Data for processing:
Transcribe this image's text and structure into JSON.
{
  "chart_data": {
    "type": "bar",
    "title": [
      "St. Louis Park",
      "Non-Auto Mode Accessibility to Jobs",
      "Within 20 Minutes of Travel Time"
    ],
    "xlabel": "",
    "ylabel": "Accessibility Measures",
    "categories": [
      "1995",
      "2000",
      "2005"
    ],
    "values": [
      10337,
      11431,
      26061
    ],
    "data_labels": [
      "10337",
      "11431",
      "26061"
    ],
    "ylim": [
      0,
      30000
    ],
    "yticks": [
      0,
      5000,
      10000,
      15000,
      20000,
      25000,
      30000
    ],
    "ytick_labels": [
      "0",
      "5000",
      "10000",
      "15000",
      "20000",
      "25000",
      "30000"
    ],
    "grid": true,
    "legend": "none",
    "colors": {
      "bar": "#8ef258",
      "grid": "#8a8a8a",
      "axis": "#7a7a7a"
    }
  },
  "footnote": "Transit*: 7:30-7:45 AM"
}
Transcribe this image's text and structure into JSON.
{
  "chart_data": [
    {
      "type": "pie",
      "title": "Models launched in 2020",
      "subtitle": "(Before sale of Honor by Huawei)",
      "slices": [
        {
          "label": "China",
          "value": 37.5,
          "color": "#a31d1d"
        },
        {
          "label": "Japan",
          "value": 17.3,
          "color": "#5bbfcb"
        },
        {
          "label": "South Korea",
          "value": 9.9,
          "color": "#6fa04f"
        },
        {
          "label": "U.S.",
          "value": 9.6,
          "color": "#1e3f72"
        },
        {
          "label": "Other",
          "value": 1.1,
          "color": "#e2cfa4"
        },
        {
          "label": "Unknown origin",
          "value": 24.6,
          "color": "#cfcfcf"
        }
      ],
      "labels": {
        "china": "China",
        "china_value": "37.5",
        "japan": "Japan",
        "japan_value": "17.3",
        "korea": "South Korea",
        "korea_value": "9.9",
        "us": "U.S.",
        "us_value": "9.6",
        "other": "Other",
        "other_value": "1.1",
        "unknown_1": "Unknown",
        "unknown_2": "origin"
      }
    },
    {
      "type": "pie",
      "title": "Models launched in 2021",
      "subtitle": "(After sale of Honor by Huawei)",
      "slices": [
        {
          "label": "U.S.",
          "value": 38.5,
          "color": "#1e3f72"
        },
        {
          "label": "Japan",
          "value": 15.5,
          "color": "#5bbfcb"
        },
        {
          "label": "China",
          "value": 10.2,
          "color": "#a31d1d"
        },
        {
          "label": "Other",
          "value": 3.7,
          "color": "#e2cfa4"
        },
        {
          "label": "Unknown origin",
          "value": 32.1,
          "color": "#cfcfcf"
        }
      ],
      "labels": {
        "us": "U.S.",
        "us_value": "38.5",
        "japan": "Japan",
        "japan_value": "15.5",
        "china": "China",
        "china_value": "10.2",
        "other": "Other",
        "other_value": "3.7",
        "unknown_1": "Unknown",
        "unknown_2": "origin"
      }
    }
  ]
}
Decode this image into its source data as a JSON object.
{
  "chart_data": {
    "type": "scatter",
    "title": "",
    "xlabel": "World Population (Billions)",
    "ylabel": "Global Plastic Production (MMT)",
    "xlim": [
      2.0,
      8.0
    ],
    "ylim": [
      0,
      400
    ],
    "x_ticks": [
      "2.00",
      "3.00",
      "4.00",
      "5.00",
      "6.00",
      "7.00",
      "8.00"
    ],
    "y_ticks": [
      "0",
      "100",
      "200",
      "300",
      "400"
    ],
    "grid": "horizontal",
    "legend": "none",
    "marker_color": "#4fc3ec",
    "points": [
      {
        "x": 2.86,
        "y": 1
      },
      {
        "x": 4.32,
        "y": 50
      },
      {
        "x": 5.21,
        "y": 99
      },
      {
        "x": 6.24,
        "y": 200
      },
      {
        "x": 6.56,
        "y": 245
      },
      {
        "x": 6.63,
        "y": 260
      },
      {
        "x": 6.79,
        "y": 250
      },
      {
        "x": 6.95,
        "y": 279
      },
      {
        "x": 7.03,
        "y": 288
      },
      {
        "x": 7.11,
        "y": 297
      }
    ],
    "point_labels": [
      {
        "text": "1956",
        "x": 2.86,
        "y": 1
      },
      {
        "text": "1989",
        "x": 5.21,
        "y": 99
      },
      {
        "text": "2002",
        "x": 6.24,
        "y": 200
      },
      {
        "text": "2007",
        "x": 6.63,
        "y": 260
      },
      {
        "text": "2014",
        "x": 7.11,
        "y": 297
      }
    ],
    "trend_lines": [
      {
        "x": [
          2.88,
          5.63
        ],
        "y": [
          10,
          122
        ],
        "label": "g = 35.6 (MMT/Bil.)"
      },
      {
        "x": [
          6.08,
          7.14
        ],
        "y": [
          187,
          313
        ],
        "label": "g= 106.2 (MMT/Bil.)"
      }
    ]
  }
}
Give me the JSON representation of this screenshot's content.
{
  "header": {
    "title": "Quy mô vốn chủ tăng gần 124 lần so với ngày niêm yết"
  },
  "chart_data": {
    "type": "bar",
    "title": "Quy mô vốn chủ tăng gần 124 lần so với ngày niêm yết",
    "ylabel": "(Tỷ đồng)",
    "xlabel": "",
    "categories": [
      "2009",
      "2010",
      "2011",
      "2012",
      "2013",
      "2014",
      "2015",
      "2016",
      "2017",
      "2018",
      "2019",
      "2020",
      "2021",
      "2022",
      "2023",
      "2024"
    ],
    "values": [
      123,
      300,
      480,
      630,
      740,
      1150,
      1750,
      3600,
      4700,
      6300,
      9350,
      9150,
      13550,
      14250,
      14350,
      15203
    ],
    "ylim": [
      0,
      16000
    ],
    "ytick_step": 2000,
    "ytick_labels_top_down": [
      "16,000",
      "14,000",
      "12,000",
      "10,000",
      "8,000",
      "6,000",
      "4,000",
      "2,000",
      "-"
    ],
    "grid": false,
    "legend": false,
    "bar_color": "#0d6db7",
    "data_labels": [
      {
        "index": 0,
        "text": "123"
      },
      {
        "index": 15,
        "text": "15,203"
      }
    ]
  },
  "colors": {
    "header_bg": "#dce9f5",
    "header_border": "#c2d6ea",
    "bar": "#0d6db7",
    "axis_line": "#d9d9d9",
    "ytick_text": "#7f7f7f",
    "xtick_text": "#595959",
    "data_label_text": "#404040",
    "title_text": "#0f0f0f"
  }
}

Work instructions:
Transcribe the whole listing exactly.

Correct output:
Transcribe this image's text and structure into JSON.
{
  "chart_data": {
    "type": "bar",
    "title": [
      "St. Louis Park",
      "Non-Auto Mode Accessibility to Jobs",
      "Within 20 Minutes of Travel Time"
    ],
    "xlabel": "",
    "ylabel": "Accessibility Measures",
    "categories": [
      "1995",
      "2000",
      "2005"
    ],
    "values": [
      10337,
      11431,
      26061
    ],
    "data_labels": [
      "10337",
      "11431",
      "26061"
    ],
    "ylim": [
      0,
      30000
    ],
    "yticks": [
      0,
      5000,
      10000,
      15000,
      20000,
      25000,
      30000
    ],
    "ytick_labels": [
      "0",
      "5000",
      "10000",
      "15000",
      "20000",
      "25000",
      "30000"
    ],
    "grid": true,
    "legend": "none",
    "colors": {
      "bar": "#8ef258",
      "grid": "#8a8a8a",
      "axis": "#7a7a7a"
    }
  },
  "footnote": "Transit*: 7:30-7:45 AM"
}
Transcribe this image's text and structure into JSON.
{
  "chart_data": [
    {
      "type": "pie",
      "title": "Models launched in 2020",
      "subtitle": "(Before sale of Honor by Huawei)",
      "slices": [
        {
          "label": "China",
          "value": 37.5,
          "color": "#a31d1d"
        },
        {
          "label": "Japan",
          "value": 17.3,
          "color": "#5bbfcb"
        },
        {
          "label": "South Korea",
          "value": 9.9,
          "color": "#6fa04f"
        },
        {
          "label": "U.S.",
          "value": 9.6,
          "color": "#1e3f72"
        },
        {
          "label": "Other",
          "value": 1.1,
          "color": "#e2cfa4"
        },
        {
          "label": "Unknown origin",
          "value": 24.6,
          "color": "#cfcfcf"
        }
      ],
      "labels": {
        "china": "China",
        "china_value": "37.5",
        "japan": "Japan",
        "japan_value": "17.3",
        "korea": "South Korea",
        "korea_value": "9.9",
        "us": "U.S.",
        "us_value": "9.6",
        "other": "Other",
        "other_value": "1.1",
        "unknown_1": "Unknown",
        "unknown_2": "origin"
      }
    },
    {
      "type": "pie",
      "title": "Models launched in 2021",
      "subtitle": "(After sale of Honor by Huawei)",
      "slices": [
        {
          "label": "U.S.",
          "value": 38.5,
          "color": "#1e3f72"
        },
        {
          "label": "Japan",
          "value": 15.5,
          "color": "#5bbfcb"
        },
        {
          "label": "China",
          "value": 10.2,
          "color": "#a31d1d"
        },
        {
          "label": "Other",
          "value": 3.7,
          "color": "#e2cfa4"
        },
        {
          "label": "Unknown origin",
          "value": 32.1,
          "color": "#cfcfcf"
        }
      ],
      "labels": {
        "us": "U.S.",
        "us_value": "38.5",
        "japan": "Japan",
        "japan_value": "15.5",
        "china": "China",
        "china_value": "10.2",
        "other": "Other",
        "other_value": "3.7",
        "unknown_1": "Unknown",
        "unknown_2": "origin"
      }
    }
  ]
}
Decode this image into its source data as a JSON object.
{
  "chart_data": {
    "type": "scatter",
    "title": "",
    "xlabel": "World Population (Billions)",
    "ylabel": "Global Plastic Production (MMT)",
    "xlim": [
      2.0,
      8.0
    ],
    "ylim": [
      0,
      400
    ],
    "x_ticks": [
      "2.00",
      "3.00",
      "4.00",
      "5.00",
      "6.00",
      "7.00",
      "8.00"
    ],
    "y_ticks": [
      "0",
      "100",
      "200",
      "300",
      "400"
    ],
    "grid": "horizontal",
    "legend": "none",
    "marker_color": "#4fc3ec",
    "points": [
      {
        "x": 2.86,
        "y": 1
      },
      {
        "x": 4.32,
        "y": 50
      },
      {
        "x": 5.21,
        "y": 99
      },
      {
        "x": 6.24,
        "y": 200
      },
      {
        "x": 6.56,
        "y": 245
      },
      {
        "x": 6.63,
        "y": 260
      },
      {
        "x": 6.79,
        "y": 250
      },
      {
        "x": 6.95,
        "y": 279
      },
      {
        "x": 7.03,
        "y": 288
      },
      {
        "x": 7.11,
        "y": 297
      }
    ],
    "point_labels": [
      {
        "text": "1956",
        "x": 2.86,
        "y": 1
      },
      {
        "text": "1989",
        "x": 5.21,
        "y": 99
      },
      {
        "text": "2002",
        "x": 6.24,
        "y": 200
      },
      {
        "text": "2007",
        "x": 6.63,
        "y": 260
      },
      {
        "text": "2014",
        "x": 7.11,
        "y": 297
      }
    ],
    "trend_lines": [
      {
        "x": [
          2.88,
          5.63
        ],
        "y": [
          10,
          122
        ],
        "label": "g = 35.6 (MMT/Bil.)"
      },
      {
        "x": [
          6.08,
          7.14
        ],
        "y": [
          187,
          313
        ],
        "label": "g= 106.2 (MMT/Bil.)"
      }
    ]
  }
}
Give me the JSON representation of this screenshot's content.
{
  "header": {
    "title": "Quy mô vốn chủ tăng gần 124 lần so với ngày niêm yết"
  },
  "chart_data": {
    "type": "bar",
    "title": "Quy mô vốn chủ tăng gần 124 lần so với ngày niêm yết",
    "ylabel": "(Tỷ đồng)",
    "xlabel": "",
    "categories": [
      "2009",
      "2010",
      "2011",
      "2012",
      "2013",
      "2014",
      "2015",
      "2016",
      "2017",
      "2018",
      "2019",
      "2020",
      "2021",
      "2022",
      "2023",
      "2024"
    ],
    "values": [
      123,
      300,
      480,
      630,
      740,
      1150,
      1750,
      3600,
      4700,
      6300,
      9350,
      9150,
      13550,
      14250,
      14350,
      15203
    ],
    "ylim": [
      0,
      16000
    ],
    "ytick_step": 2000,
    "ytick_labels_top_down": [
      "16,000",
      "14,000",
      "12,000",
      "10,000",
      "8,000",
      "6,000",
      "4,000",
      "2,000",
      "-"
    ],
    "grid": false,
    "legend": false,
    "bar_color": "#0d6db7",
    "data_labels": [
      {
        "index": 0,
        "text": "123"
      },
      {
        "index": 15,
        "text": "15,203"
      }
    ]
  },
  "colors": {
    "header_bg": "#dce9f5",
    "header_border": "#c2d6ea",
    "bar": "#0d6db7",
    "axis_line": "#d9d9d9",
    "ytick_text": "#7f7f7f",
    "xtick_text": "#595959",
    "data_label_text": "#404040",
    "title_text": "#0f0f0f"
  }
}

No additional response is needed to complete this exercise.